THE EXERCISE: Reproduce all entries word for word.

Items listed in a dataset:
═══
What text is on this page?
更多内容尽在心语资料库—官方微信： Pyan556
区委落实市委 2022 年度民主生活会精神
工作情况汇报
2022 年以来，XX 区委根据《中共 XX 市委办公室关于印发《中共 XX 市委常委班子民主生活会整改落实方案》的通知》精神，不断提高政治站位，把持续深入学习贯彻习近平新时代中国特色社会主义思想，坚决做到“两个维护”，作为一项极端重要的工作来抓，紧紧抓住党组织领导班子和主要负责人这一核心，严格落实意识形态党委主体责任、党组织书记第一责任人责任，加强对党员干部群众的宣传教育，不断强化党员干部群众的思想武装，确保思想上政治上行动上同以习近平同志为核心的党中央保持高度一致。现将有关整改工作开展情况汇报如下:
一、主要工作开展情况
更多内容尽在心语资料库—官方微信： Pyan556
═══
RESULT:
What text is on this page?
更多内容尽在心语资料库—官方微信： Pyan556
区委落实市委 2022 年度民主生活会精神
工作情况汇报
2022 年以来，XX 区委根据《中共 XX 市委办公室关于印发《中共 XX 市委常委班子民主生活会整改落实方案》的通知》精神，不断提高政治站位，把持续深入学习贯彻习近平新时代中国特色社会主义思想，坚决做到“两个维护”，作为一项极端重要的工作来抓，紧紧抓住党组织领导班子和主要负责人这一核心，严格落实意识形态党委主体责任、党组织书记第一责任人责任，加强对党员干部群众的宣传教育，不断强化党员干部群众的思想武装，确保思想上政治上行动上同以习近平同志为核心的党中央保持高度一致。现将有关整改工作开展情况汇报如下:
一、主要工作开展情况
更多内容尽在心语资料库—官方微信： Pyan556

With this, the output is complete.